# Start of Data extract
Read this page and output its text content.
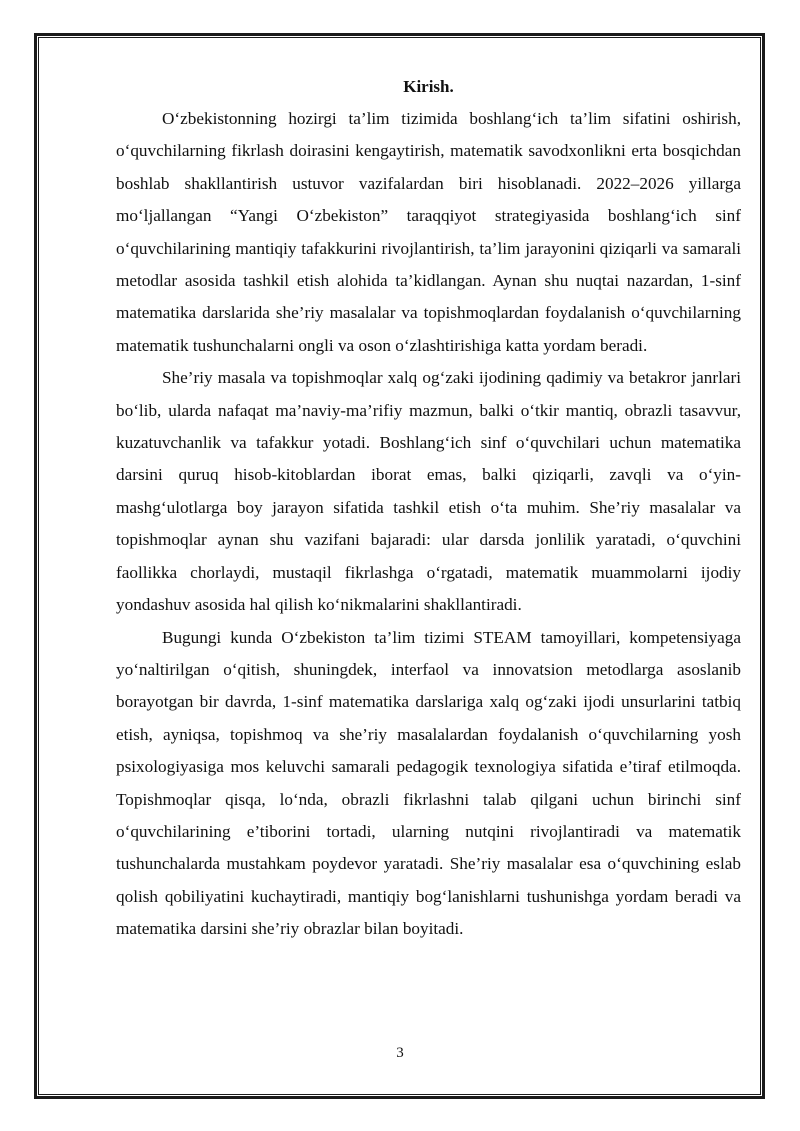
Kirish.

O‘zbekistonning hozirgi ta’lim tizimida boshlang‘ich ta’lim sifatini oshirish, o‘quvchilarning fikrlash doirasini kengaytirish, matematik savodxonlikni erta bosqichdan boshlab shakllantirish ustuvor vazifalardan biri hisoblanadi. 2022–2026 yillarga mo‘ljallangan “Yangi O‘zbekiston” taraqqiyot strategiyasida boshlang‘ich sinf o‘quvchilarining mantiqiy tafakkurini rivojlantirish, ta’lim jarayonini qiziqarli va samarali metodlar asosida tashkil etish alohida ta’kidlangan. Aynan shu nuqtai nazardan, 1-sinf matematika darslarida she’riy masalalar va topishmoqlardan foydalanish o‘quvchilarning matematik tushunchalarni ongli va oson o‘zlashtirishiga katta yordam beradi.

She’riy masala va topishmoqlar xalq og‘zaki ijodining qadimiy va betakror janrlari bo‘lib, ularda nafaqat ma’naviy-ma’rifiy mazmun, balki o‘tkir mantiq, obrazli tasavvur, kuzatuvchanlik va tafakkur yotadi. Boshlang‘ich sinf o‘quvchilari uchun matematika darsini quruq hisob-kitoblardan iborat emas, balki qiziqarli, zavqli va o‘yin-mashg‘ulotlarga boy jarayon sifatida tashkil etish o‘ta muhim. She’riy masalalar va topishmoqlar aynan shu vazifani bajaradi: ular darsda jonlilik yaratadi, o‘quvchini faollikka chorlaydi, mustaqil fikrlashga o‘rgatadi, matematik muammolarni ijodiy yondashuv asosida hal qilish ko‘nikmalarini shakllantiradi.

Bugungi kunda O‘zbekiston ta’lim tizimi STEAM tamoyillari, kompetensiyaga yo‘naltirilgan o‘qitish, shuningdek, interfaol va innovatsion metodlarga asoslanib borayotgan bir davrda, 1-sinf matematika darslariga xalq og‘zaki ijodi unsurlarini tatbiq etish, ayniqsa, topishmoq va she’riy masalalardan foydalanish o‘quvchilarning yosh psixologiyasiga mos keluvchi samarali pedagogik texnologiya sifatida e’tiraf etilmoqda. Topishmoqlar qisqa, lo‘nda, obrazli fikrlashni talab qilgani uchun birinchi sinf o‘quvchilarining e’tiborini tortadi, ularning nutqini rivojlantiradi va matematik tushunchalarda mustahkam poydevor yaratadi. She’riy masalalar esa o‘quvchining eslab qolish qobiliyatini kuchaytiradi, mantiqiy bog‘lanishlarni tushunishga yordam beradi va matematika darsini she’riy obrazlar bilan boyitadi.

3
# End of Data extract
[Problem requirements]
Images in the records should not be copied. Repeat all the rest exactly.

[Solution to this exercise]
Read this page and output its text content.
Kirish.

O‘zbekistonning hozirgi ta’lim tizimida boshlang‘ich ta’lim sifatini oshirish, o‘quvchilarning fikrlash doirasini kengaytirish, matematik savodxonlikni erta bosqichdan boshlab shakllantirish ustuvor vazifalardan biri hisoblanadi. 2022–2026 yillarga mo‘ljallangan “Yangi O‘zbekiston” taraqqiyot strategiyasida boshlang‘ich sinf o‘quvchilarining mantiqiy tafakkurini rivojlantirish, ta’lim jarayonini qiziqarli va samarali metodlar asosida tashkil etish alohida ta’kidlangan. Aynan shu nuqtai nazardan, 1-sinf matematika darslarida she’riy masalalar va topishmoqlardan foydalanish o‘quvchilarning matematik tushunchalarni ongli va oson o‘zlashtirishiga katta yordam beradi.

She’riy masala va topishmoqlar xalq og‘zaki ijodining qadimiy va betakror janrlari bo‘lib, ularda nafaqat ma’naviy-ma’rifiy mazmun, balki o‘tkir mantiq, obrazli tasavvur, kuzatuvchanlik va tafakkur yotadi. Boshlang‘ich sinf o‘quvchilari uchun matematika darsini quruq hisob-kitoblardan iborat emas, balki qiziqarli, zavqli va o‘yin-mashg‘ulotlarga boy jarayon sifatida tashkil etish o‘ta muhim. She’riy masalalar va topishmoqlar aynan shu vazifani bajaradi: ular darsda jonlilik yaratadi, o‘quvchini faollikka chorlaydi, mustaqil fikrlashga o‘rgatadi, matematik muammolarni ijodiy yondashuv asosida hal qilish ko‘nikmalarini shakllantiradi.

Bugungi kunda O‘zbekiston ta’lim tizimi STEAM tamoyillari, kompetensiyaga yo‘naltirilgan o‘qitish, shuningdek, interfaol va innovatsion metodlarga asoslanib borayotgan bir davrda, 1-sinf matematika darslariga xalq og‘zaki ijodi unsurlarini tatbiq etish, ayniqsa, topishmoq va she’riy masalalardan foydalanish o‘quvchilarning yosh psixologiyasiga mos keluvchi samarali pedagogik texnologiya sifatida e’tiraf etilmoqda. Topishmoqlar qisqa, lo‘nda, obrazli fikrlashni talab qilgani uchun birinchi sinf o‘quvchilarining e’tiborini tortadi, ularning nutqini rivojlantiradi va matematik tushunchalarda mustahkam poydevor yaratadi. She’riy masalalar esa o‘quvchining eslab qolish qobiliyatini kuchaytiradi, mantiqiy bog‘lanishlarni tushunishga yordam beradi va matematika darsini she’riy obrazlar bilan boyitadi.

3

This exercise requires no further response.